Selection ::
##########

2. Set the electronic load to the desired setting. If testing the constant current characteristic of the unit,
set the load to constant resistance mode.
3. Set the AC source voltage between 90 VAC and 265 VAC.
4. Monitor the output voltage on DMM V1.
5. Monitor the output current on DMM A1.
6.4
No-Load Power Consumption
1. Use the test setup shown in Figure 3.
(a) Set the power analyzer for long-averaging time or integration mode (to include several cycles of
operation) and the appropriate setup for measuring no-load power.
(b) Allow the unit run at the line voltage where the no-load power will be measured for ~5 minutes. This
is to allow the leakage current of the high-voltage bulk capacitors to decay to the steady-state
value.
2. Apply power to the EVM per Section 6.4.
3. Monitor the input power on the power analyzer while varying the input voltage.
4. Make sure the EVM is off and the bulk capacitors and output capacitors are completely discharged
before handling the EVM.
6.5
Line/Load Regulation and Efficiency Measurement Procedure
1. For load regulation, use the test set up shown in Figure 3.
(a) Set the power analyzer to normal mode.
(b) Set the AC source to a constant voltage between 90 VAC and 265 VAC.
(c) Vary the load so that the output current varies from 0 A up to 3.34 A, as measured on DMM A1.

##########

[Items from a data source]
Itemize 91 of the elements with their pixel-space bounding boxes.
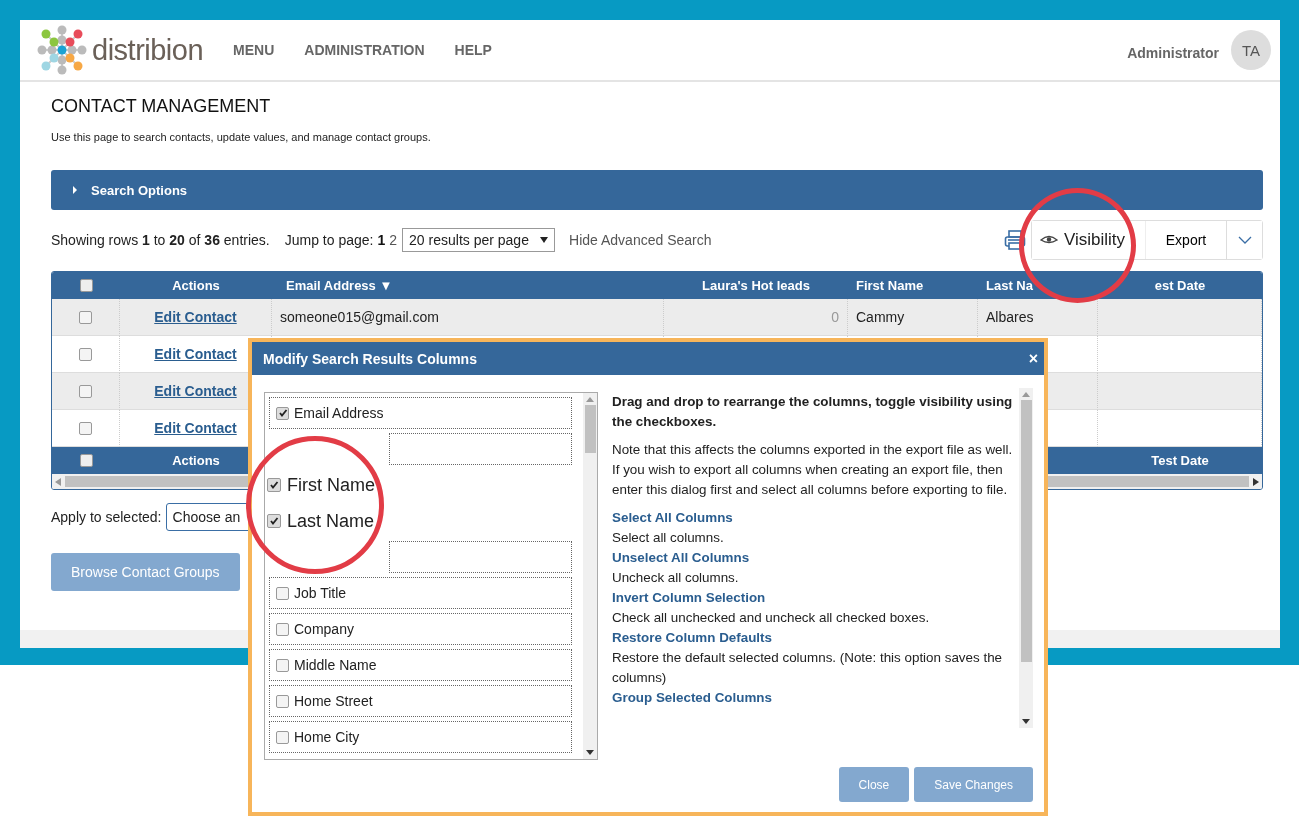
column-header[interactable]: est Date [1098, 272, 1262, 299]
column-item[interactable]: Home Street [269, 685, 572, 717]
caret-icon [71, 186, 79, 194]
table-cell: 0 [664, 299, 848, 336]
edit-contact-link[interactable]: Edit Contact [154, 420, 237, 436]
column-header[interactable]: Test Date [1098, 447, 1262, 474]
nav-link[interactable]: HELP [454, 42, 492, 58]
apply-label: Apply to selected: [51, 509, 162, 525]
checkbox[interactable] [79, 421, 92, 435]
page-link[interactable]: 2 [389, 232, 398, 248]
column-label: Home Street [294, 693, 373, 709]
action-link[interactable]: Invert Column Selection [612, 588, 1015, 608]
dialog-title: Modify Search Results Columns [263, 350, 477, 367]
eye-icon [1040, 235, 1058, 245]
arrow-right-icon[interactable] [1253, 477, 1259, 486]
column-item[interactable]: Email Address [269, 397, 572, 429]
table-cell: Albares [978, 299, 1098, 336]
edit-contact-link[interactable]: Edit Contact [154, 346, 237, 362]
checkbox[interactable] [79, 310, 92, 324]
column-label: Middle Name [294, 657, 377, 673]
column-item[interactable]: Company [269, 613, 572, 645]
edit-contact-link[interactable]: Edit Contact [154, 383, 237, 399]
page-description: Use this page to search contacts, update values, and manage contact groups. [51, 131, 432, 143]
visibility-button[interactable]: Visibility [1032, 221, 1146, 259]
arrow-down-icon[interactable] [1022, 719, 1030, 724]
help-note: Note that this affects the columns exported in the export file as well. If you wish to export all columns when creating an export file, then enter this dialog first and select all columns before exporting to file. [612, 441, 1014, 499]
column-header[interactable]: Email Address ▼ [272, 272, 664, 299]
action-description: Check all unchecked and uncheck all checked boxes. [612, 609, 931, 627]
vertical-scrollbar[interactable] [583, 393, 597, 759]
checkbox[interactable] [276, 730, 289, 744]
close-button[interactable]: × [1028, 349, 1038, 368]
action-link[interactable]: Group Selected Columns [612, 688, 1015, 708]
column-item[interactable] [389, 433, 572, 465]
avatar[interactable]: TA [1231, 30, 1271, 70]
action-description: Select all columns. [612, 529, 725, 547]
page-link[interactable]: 1 [377, 232, 386, 248]
column-item[interactable]: Middle Name [269, 649, 572, 681]
column-label: Company [294, 621, 354, 637]
per-page-select[interactable]: 20 results per page [402, 228, 556, 252]
checkbox[interactable] [79, 384, 92, 398]
arrow-down-icon[interactable] [586, 750, 594, 755]
printer-icon[interactable] [1004, 229, 1026, 251]
scroll-thumb[interactable] [1020, 400, 1032, 662]
table-cell: Cammy [848, 299, 978, 336]
checkbox[interactable] [276, 694, 289, 708]
column-item[interactable]: Job Title [269, 577, 572, 609]
column-item[interactable]: First Name [265, 469, 572, 501]
nav-link[interactable]: MENU [233, 42, 275, 58]
advanced-search-link[interactable]: Hide Advanced Search [569, 232, 712, 248]
column-label: Job Title [294, 585, 347, 601]
scroll-thumb[interactable] [584, 405, 596, 453]
checkbox[interactable] [276, 586, 289, 600]
dropdown-icon [540, 237, 549, 243]
arrow-left-icon[interactable] [55, 477, 61, 486]
column-header[interactable]: First Name [848, 272, 978, 299]
arrow-up-icon[interactable] [586, 397, 594, 402]
user-name: Administrator [1127, 45, 1219, 61]
column-label: Last Name [287, 510, 375, 532]
export-menu-button[interactable] [1226, 221, 1262, 259]
column-header[interactable]: Laura's Hot leads [664, 272, 848, 299]
column-item[interactable] [389, 541, 572, 573]
table-cell: someone015@gmail.com [272, 299, 664, 336]
action-description: Restore the default selected columns. (Note: this option saves the columns) [612, 649, 1004, 687]
action-link[interactable]: Select All Columns [612, 508, 1015, 528]
column-item[interactable]: Home City [269, 721, 572, 753]
search-options-bar[interactable]: Search Options [51, 170, 1263, 210]
nav-link[interactable]: ADMINISTRATION [304, 42, 425, 58]
jump-label: Jump to page: [284, 232, 374, 248]
chevron-icon [1237, 236, 1252, 244]
results-summary: Showing rows 1 to 20 of 36 entries. [51, 232, 270, 248]
checkbox[interactable] [276, 622, 289, 636]
checkbox[interactable] [276, 658, 289, 672]
column-label: Home City [294, 729, 360, 745]
checkbox[interactable] [79, 454, 93, 467]
help-intro: Drag and drop to rearrange the columns, toggle visibility using the checkboxes. [612, 393, 1014, 431]
vertical-scrollbar[interactable] [1019, 388, 1033, 728]
logo-text: distribion [92, 33, 204, 67]
action-link[interactable]: Unselect All Columns [612, 548, 1015, 568]
checkbox[interactable] [267, 478, 281, 492]
checkbox[interactable] [267, 514, 281, 528]
edit-contact-link[interactable]: Edit Contact [154, 309, 237, 325]
checkbox[interactable] [79, 279, 93, 292]
column-header[interactable]: Actions [120, 272, 272, 299]
checkbox[interactable] [276, 406, 289, 420]
arrow-up-icon[interactable] [1022, 392, 1030, 397]
column-header[interactable]: Last Na [978, 272, 1098, 299]
checkbox[interactable] [79, 347, 92, 361]
action-description: Uncheck all columns. [612, 569, 740, 587]
column-label: Email Address [294, 405, 384, 421]
column-label: First Name [287, 474, 375, 496]
page-title: CONTACT MANAGEMENT [51, 96, 272, 117]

##########

What to work on ::
a) Reproduce the test procedure word for word, starting with "3. Monitor the" and going on through "constant voltage between 90 VAC and 265 VAC.".
b) Summarize the test procedure in two sentences.
c) Continue the test procedure from the point where it stops.

Results for each task ::
a)
3. Monitor the input power on the power analyzer while varying the input voltage.
4. Make sure the EVM is off and the bulk capacitors and output capacitors are completely discharged
before handling the EVM.
6.5
Line/Load Regulation and Efficiency Measurement Procedure
1. For load regulation, use the test set up shown in Figure 3.
(a) Set the power analyzer to normal mode.
(b) Set the AC source to a constant voltage between 90 VAC and 265 VAC.

b) The test procedure has the tester set an electronic load and an AC source between 90 VAC and 265 VAC while monitoring output voltage and current on DMMs. It then covers measuring no-load power with a power analyzer in long-averaging or integration mode after about 5 minutes of settling, and it begins a load regulation test in which the load is varied so output current runs from 0 A up to 3.34 A.

c)
(d) Observe that the output voltage on DMM V1 remains within 3% of the 19.5 V constant voltage
regulation value.
(e) Observe that if the constant resistance level of the electronic load is decreased lower than the
maximum load value, the EVM maintains constant current regulation within 10% of the constant
current limit until the bias voltage drops below bias UV. As mentioned above, the EVM can only
operate in this region transiently. The delay before the overload timer trips depends on the state of
the timer before entering the overload region. Refer to the UCC28630 datasheet, (TI Literature
Number SLUSBW3). The EVM automatically restarts after 1 s.
2. For line regulation, use the test setup shown in Figure 3
(a) Set the load to IOUT(nom)
(b) Vary the AC source from 90 VAC to 265 VAC
(c) Observe that the output voltage on DMM V1 stays within 3% of the 19.5 V constant voltage
regulation value.
6.6
Output Voltage Ripple
An external 10-µF aluminum capacitor and 1-µF ceramic noise decoupling capacitor network should be
connected to the output to measure the output ripple and noise. This network should be connected to the
end of the cable specified above (Section 3) but can be clipped across the test points on +VOUT and RTN
if desired for convenience. The loop area between the scope probe tip and ground should be minimized
for accurate ripple and noise measurements.
6.7
Equipment Shutdown
1. To quickly discharge the output and bulk capacitors, make sure there is a load greater than 1 A on the
EVM.
2. Turn off the AC source.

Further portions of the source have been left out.